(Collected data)
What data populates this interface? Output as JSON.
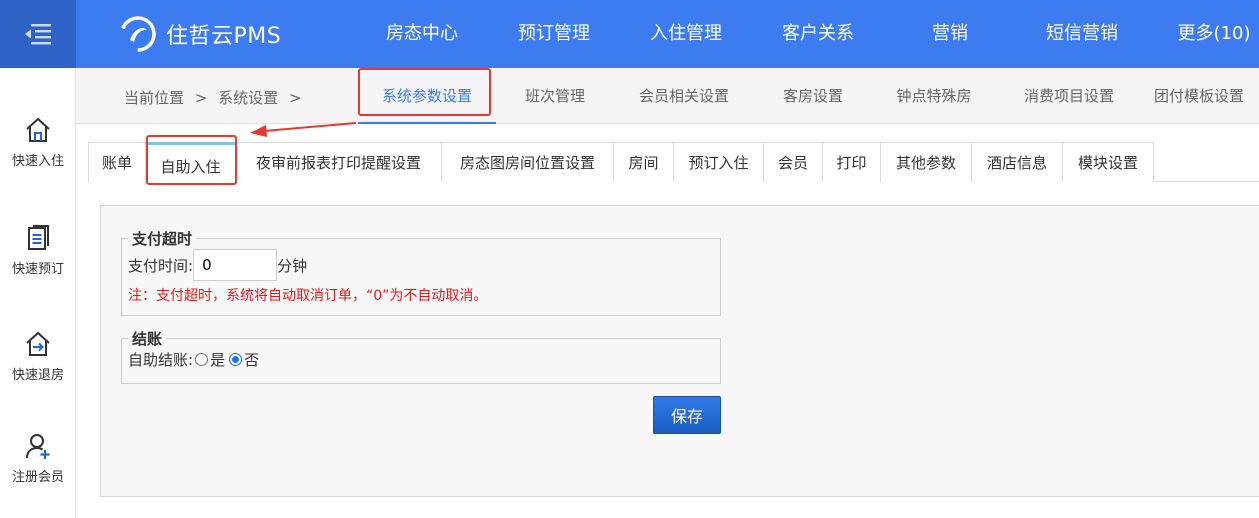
{
  "app": {
    "name": "住哲云PMS"
  },
  "nav": {
    "items": [
      {
        "label": "房态中心"
      },
      {
        "label": "预订管理"
      },
      {
        "label": "入住管理"
      },
      {
        "label": "客户关系"
      },
      {
        "label": "营销"
      },
      {
        "label": "短信营销"
      },
      {
        "label": "更多(10)"
      }
    ]
  },
  "sidebar": {
    "items": [
      {
        "label": "快速入住",
        "icon": "home-icon"
      },
      {
        "label": "快速预订",
        "icon": "document-icon"
      },
      {
        "label": "快速退房",
        "icon": "checkout-icon"
      },
      {
        "label": "注册会员",
        "icon": "add-user-icon"
      }
    ]
  },
  "breadcrumb": {
    "current": "当前位置",
    "sep1": ">",
    "section": "系统设置",
    "sep2": ">"
  },
  "module_tabs": [
    {
      "label": "系统参数设置",
      "active": true
    },
    {
      "label": "班次管理"
    },
    {
      "label": "会员相关设置"
    },
    {
      "label": "客房设置"
    },
    {
      "label": "钟点特殊房"
    },
    {
      "label": "消费项目设置"
    },
    {
      "label": "团付模板设置"
    }
  ],
  "sub_tabs": [
    {
      "label": "账单"
    },
    {
      "label": "自助入住",
      "active": true
    },
    {
      "label": "夜审前报表打印提醒设置"
    },
    {
      "label": "房态图房间位置设置"
    },
    {
      "label": "房间"
    },
    {
      "label": "预订入住"
    },
    {
      "label": "会员"
    },
    {
      "label": "打印"
    },
    {
      "label": "其他参数"
    },
    {
      "label": "酒店信息"
    },
    {
      "label": "模块设置"
    }
  ],
  "payment_timeout": {
    "legend": "支付超时",
    "label": "支付时间:",
    "value": "0",
    "unit": "分钟",
    "note": "注：支付超时，系统将自动取消订单，“0”为不自动取消。"
  },
  "checkout": {
    "legend": "结账",
    "label": "自助结账:",
    "options": [
      {
        "label": "是",
        "checked": false
      },
      {
        "label": "否",
        "checked": true
      }
    ]
  },
  "save_button": {
    "label": "保存"
  },
  "colors": {
    "primary": "#3d7bf0",
    "highlight": "#e53a2f",
    "note": "#e01a1a"
  }
}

(What you will do)
Repeat all of the entries word for word, but omit the pictures.

(Exercise result)
What data populates this interface? Output as JSON.
{
  "app": {
    "name": "住哲云PMS"
  },
  "nav": {
    "items": [
      {
        "label": "房态中心"
      },
      {
        "label": "预订管理"
      },
      {
        "label": "入住管理"
      },
      {
        "label": "客户关系"
      },
      {
        "label": "营销"
      },
      {
        "label": "短信营销"
      },
      {
        "label": "更多(10)"
      }
    ]
  },
  "sidebar": {
    "items": [
      {
        "label": "快速入住",
        "icon": "home-icon"
      },
      {
        "label": "快速预订",
        "icon": "document-icon"
      },
      {
        "label": "快速退房",
        "icon": "checkout-icon"
      },
      {
        "label": "注册会员",
        "icon": "add-user-icon"
      }
    ]
  },
  "breadcrumb": {
    "current": "当前位置",
    "sep1": ">",
    "section": "系统设置",
    "sep2": ">"
  },
  "module_tabs": [
    {
      "label": "系统参数设置",
      "active": true
    },
    {
      "label": "班次管理"
    },
    {
      "label": "会员相关设置"
    },
    {
      "label": "客房设置"
    },
    {
      "label": "钟点特殊房"
    },
    {
      "label": "消费项目设置"
    },
    {
      "label": "团付模板设置"
    }
  ],
  "sub_tabs": [
    {
      "label": "账单"
    },
    {
      "label": "自助入住",
      "active": true
    },
    {
      "label": "夜审前报表打印提醒设置"
    },
    {
      "label": "房态图房间位置设置"
    },
    {
      "label": "房间"
    },
    {
      "label": "预订入住"
    },
    {
      "label": "会员"
    },
    {
      "label": "打印"
    },
    {
      "label": "其他参数"
    },
    {
      "label": "酒店信息"
    },
    {
      "label": "模块设置"
    }
  ],
  "payment_timeout": {
    "legend": "支付超时",
    "label": "支付时间:",
    "value": "0",
    "unit": "分钟",
    "note": "注：支付超时，系统将自动取消订单，“0”为不自动取消。"
  },
  "checkout": {
    "legend": "结账",
    "label": "自助结账:",
    "options": [
      {
        "label": "是",
        "checked": false
      },
      {
        "label": "否",
        "checked": true
      }
    ]
  },
  "save_button": {
    "label": "保存"
  },
  "colors": {
    "primary": "#3d7bf0",
    "highlight": "#e53a2f",
    "note": "#e01a1a"
  }
}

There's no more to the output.